Dataset items:
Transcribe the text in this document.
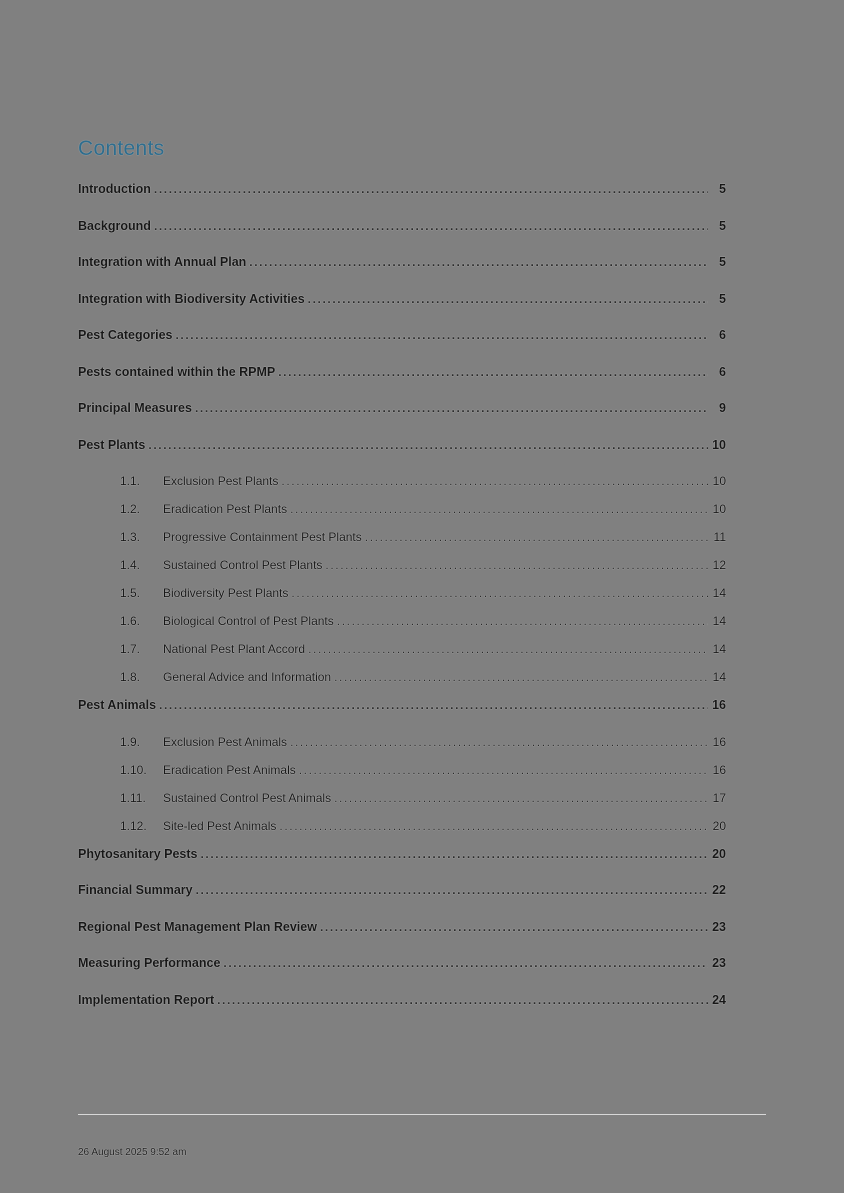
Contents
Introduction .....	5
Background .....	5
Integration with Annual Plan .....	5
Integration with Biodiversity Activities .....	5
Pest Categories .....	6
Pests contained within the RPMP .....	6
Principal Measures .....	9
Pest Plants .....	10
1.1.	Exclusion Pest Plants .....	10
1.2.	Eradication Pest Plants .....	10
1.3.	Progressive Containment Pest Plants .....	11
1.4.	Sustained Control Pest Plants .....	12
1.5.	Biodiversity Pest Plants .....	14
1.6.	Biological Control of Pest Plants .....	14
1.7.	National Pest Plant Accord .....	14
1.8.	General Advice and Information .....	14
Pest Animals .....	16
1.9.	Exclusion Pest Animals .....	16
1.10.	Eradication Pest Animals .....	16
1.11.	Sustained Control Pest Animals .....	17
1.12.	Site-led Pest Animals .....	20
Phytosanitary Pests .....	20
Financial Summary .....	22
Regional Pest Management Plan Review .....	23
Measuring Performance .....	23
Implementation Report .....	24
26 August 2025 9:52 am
==
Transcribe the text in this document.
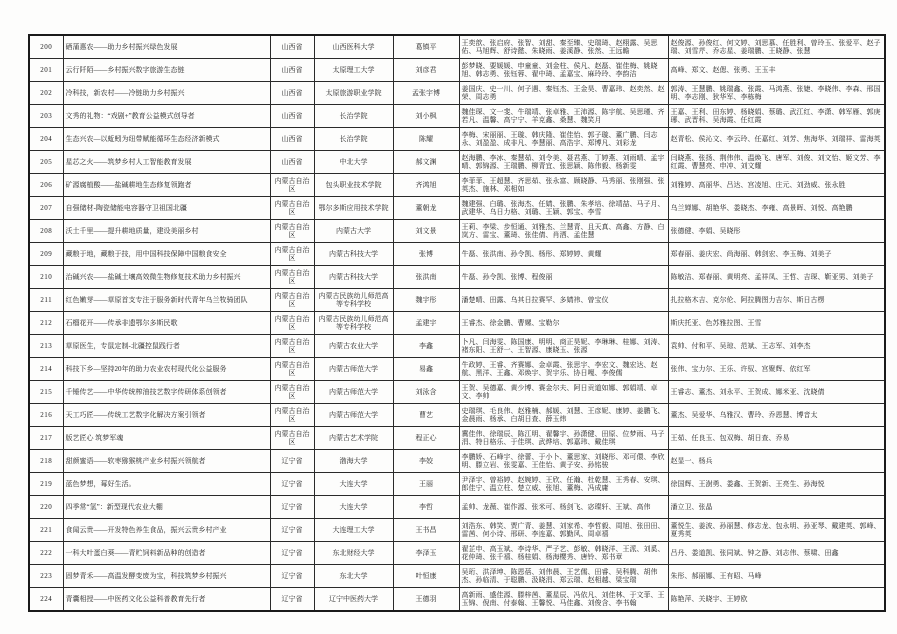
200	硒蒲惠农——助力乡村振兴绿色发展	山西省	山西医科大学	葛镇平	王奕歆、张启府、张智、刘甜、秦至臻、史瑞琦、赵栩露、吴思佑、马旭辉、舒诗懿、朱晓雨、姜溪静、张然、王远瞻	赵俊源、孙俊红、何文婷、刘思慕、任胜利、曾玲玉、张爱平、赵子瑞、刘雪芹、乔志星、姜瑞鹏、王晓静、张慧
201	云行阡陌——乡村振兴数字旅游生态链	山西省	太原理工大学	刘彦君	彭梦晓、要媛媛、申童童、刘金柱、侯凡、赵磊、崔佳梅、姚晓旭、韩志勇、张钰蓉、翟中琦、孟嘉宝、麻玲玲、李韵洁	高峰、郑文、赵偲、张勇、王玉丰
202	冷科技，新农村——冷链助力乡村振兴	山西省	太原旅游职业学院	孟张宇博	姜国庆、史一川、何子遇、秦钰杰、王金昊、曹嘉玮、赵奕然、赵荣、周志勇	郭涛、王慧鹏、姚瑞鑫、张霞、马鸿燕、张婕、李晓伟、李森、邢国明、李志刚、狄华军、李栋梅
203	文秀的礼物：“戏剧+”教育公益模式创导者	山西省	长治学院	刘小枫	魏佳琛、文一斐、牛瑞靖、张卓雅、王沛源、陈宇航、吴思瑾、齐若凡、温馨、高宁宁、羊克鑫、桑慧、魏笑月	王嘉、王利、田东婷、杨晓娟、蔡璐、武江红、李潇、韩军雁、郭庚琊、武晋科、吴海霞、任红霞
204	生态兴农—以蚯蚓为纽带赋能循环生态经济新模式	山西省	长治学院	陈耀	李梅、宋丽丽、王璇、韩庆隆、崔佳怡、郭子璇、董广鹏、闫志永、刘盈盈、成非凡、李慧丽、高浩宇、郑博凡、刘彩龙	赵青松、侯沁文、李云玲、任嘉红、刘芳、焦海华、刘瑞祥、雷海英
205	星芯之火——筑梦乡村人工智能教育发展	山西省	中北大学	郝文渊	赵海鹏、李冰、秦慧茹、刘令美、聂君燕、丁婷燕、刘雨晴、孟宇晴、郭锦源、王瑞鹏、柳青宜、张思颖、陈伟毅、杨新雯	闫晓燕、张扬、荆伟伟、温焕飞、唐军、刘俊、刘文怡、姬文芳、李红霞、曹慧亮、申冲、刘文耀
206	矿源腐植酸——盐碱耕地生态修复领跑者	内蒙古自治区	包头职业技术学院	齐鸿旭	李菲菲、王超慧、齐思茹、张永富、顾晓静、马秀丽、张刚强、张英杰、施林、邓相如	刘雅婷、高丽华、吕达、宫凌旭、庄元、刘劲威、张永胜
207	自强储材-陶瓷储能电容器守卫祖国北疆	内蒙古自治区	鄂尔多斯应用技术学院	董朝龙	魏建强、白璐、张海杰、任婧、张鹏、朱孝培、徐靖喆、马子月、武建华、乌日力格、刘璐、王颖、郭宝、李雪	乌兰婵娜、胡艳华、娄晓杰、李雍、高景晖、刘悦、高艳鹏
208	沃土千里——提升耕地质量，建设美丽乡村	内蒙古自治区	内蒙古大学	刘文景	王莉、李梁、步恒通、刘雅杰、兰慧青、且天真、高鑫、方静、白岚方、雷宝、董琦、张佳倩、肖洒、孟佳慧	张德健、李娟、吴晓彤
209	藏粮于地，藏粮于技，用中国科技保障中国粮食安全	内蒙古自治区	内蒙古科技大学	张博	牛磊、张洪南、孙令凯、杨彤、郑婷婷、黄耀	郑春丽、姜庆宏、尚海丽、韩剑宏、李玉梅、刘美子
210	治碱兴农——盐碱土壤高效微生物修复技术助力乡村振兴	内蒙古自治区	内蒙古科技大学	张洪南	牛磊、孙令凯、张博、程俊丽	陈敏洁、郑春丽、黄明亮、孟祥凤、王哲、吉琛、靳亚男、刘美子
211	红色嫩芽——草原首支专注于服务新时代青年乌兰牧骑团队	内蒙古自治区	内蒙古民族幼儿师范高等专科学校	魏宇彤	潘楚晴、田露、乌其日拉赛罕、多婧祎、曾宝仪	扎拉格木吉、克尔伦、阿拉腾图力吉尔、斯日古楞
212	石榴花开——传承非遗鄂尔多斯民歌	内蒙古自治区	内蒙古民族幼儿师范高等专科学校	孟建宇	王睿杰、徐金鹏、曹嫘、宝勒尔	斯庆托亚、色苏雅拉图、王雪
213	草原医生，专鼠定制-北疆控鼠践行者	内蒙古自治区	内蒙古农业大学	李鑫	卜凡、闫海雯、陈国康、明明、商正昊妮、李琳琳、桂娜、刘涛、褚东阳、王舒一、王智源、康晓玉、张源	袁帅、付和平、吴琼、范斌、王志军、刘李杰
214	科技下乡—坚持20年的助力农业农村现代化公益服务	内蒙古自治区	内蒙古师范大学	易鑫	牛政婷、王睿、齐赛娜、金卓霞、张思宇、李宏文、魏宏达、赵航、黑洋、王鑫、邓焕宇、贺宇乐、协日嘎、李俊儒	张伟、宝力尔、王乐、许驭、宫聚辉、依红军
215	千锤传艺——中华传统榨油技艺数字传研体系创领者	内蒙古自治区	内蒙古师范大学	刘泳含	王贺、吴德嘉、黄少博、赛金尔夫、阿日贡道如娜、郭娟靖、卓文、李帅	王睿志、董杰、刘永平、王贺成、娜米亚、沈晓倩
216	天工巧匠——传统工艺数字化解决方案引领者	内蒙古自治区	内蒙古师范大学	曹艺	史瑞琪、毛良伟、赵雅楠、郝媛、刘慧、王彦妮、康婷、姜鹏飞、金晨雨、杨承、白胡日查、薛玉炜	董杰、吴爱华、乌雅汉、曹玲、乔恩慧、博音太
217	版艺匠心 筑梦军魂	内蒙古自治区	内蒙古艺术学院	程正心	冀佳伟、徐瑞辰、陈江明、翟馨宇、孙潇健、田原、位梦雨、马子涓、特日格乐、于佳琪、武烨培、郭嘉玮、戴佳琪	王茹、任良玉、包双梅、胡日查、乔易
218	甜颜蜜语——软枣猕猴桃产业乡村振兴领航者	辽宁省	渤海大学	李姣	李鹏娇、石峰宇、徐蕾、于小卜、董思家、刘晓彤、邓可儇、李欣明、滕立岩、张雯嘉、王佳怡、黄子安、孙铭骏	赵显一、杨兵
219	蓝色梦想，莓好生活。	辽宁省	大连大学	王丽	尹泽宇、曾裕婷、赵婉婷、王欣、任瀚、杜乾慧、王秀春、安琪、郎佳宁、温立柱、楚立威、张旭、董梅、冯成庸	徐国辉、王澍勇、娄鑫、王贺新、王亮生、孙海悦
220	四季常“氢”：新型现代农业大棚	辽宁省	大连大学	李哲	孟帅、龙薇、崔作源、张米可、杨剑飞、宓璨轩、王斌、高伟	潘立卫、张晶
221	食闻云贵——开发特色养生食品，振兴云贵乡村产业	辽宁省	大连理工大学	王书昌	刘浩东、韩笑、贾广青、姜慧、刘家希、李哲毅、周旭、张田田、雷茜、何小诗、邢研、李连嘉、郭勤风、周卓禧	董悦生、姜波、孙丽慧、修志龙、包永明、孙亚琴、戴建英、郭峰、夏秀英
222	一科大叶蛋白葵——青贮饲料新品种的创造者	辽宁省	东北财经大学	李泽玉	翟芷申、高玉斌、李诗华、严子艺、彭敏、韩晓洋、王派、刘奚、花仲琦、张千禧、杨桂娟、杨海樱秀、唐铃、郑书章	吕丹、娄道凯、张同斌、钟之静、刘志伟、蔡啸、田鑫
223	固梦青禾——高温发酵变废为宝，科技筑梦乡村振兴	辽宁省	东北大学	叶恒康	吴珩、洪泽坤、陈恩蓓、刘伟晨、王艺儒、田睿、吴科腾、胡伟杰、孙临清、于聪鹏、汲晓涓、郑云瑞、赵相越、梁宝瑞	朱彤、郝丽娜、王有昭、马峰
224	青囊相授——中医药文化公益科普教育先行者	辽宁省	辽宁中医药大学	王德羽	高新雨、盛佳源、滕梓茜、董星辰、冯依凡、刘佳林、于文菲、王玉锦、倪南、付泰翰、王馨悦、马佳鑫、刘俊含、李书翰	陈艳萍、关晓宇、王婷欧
* * *
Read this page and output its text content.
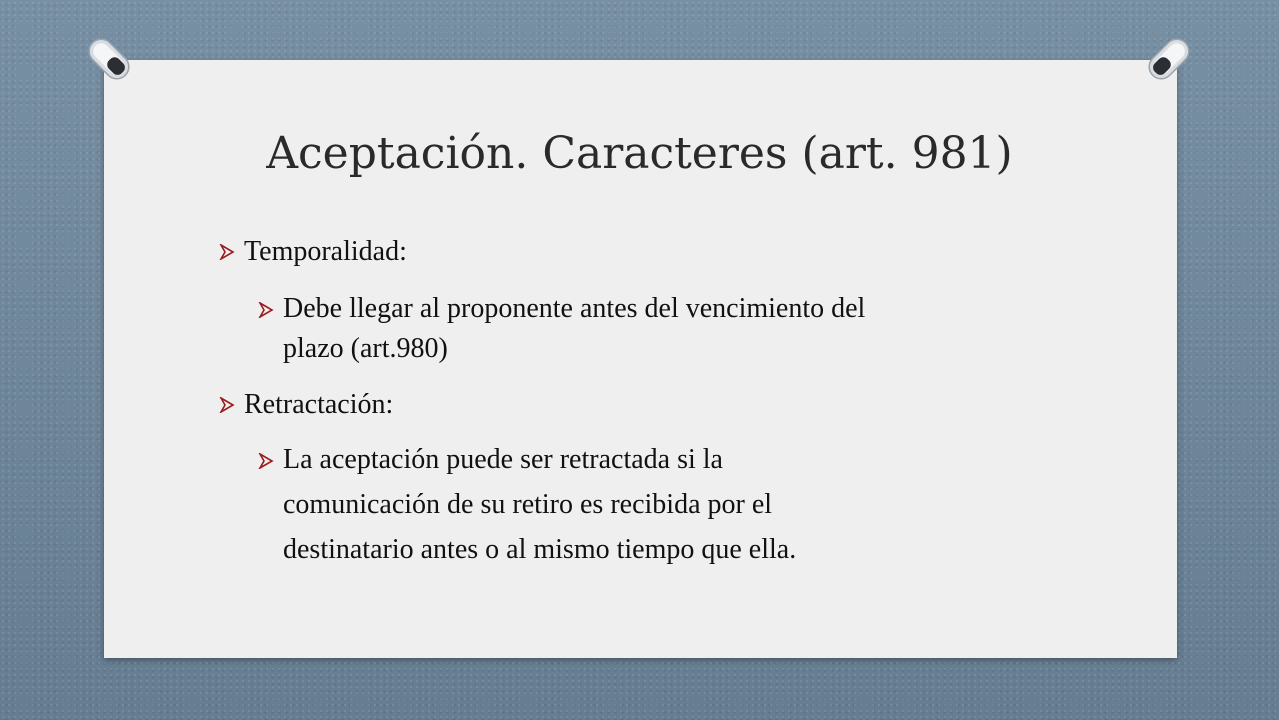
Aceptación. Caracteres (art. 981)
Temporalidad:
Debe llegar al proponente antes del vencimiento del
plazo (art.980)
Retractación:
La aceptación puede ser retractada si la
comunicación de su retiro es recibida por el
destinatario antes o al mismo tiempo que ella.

> EXERCISE INSTRUCTIONS
Copy out every line holding the string "内蒙古科技大学".

> EXERCISE SOLUTION
209	藏粮于地，藏粮于技，用中国科技保障中国粮食安全	内蒙古自治区	内蒙古科技大学	张博	牛磊、张洪南、孙令凯、杨彤、郑婷婷、黄耀	郑春丽、姜庆宏、尚海丽、韩剑宏、李玉梅、刘美子
210	治碱兴农——盐碱土壤高效微生物修复技术助力乡村振兴	内蒙古自治区	内蒙古科技大学	张洪南	牛磊、孙令凯、张博、程俊丽	陈敏洁、郑春丽、黄明亮、孟祥凤、王哲、吉琛、靳亚男、刘美子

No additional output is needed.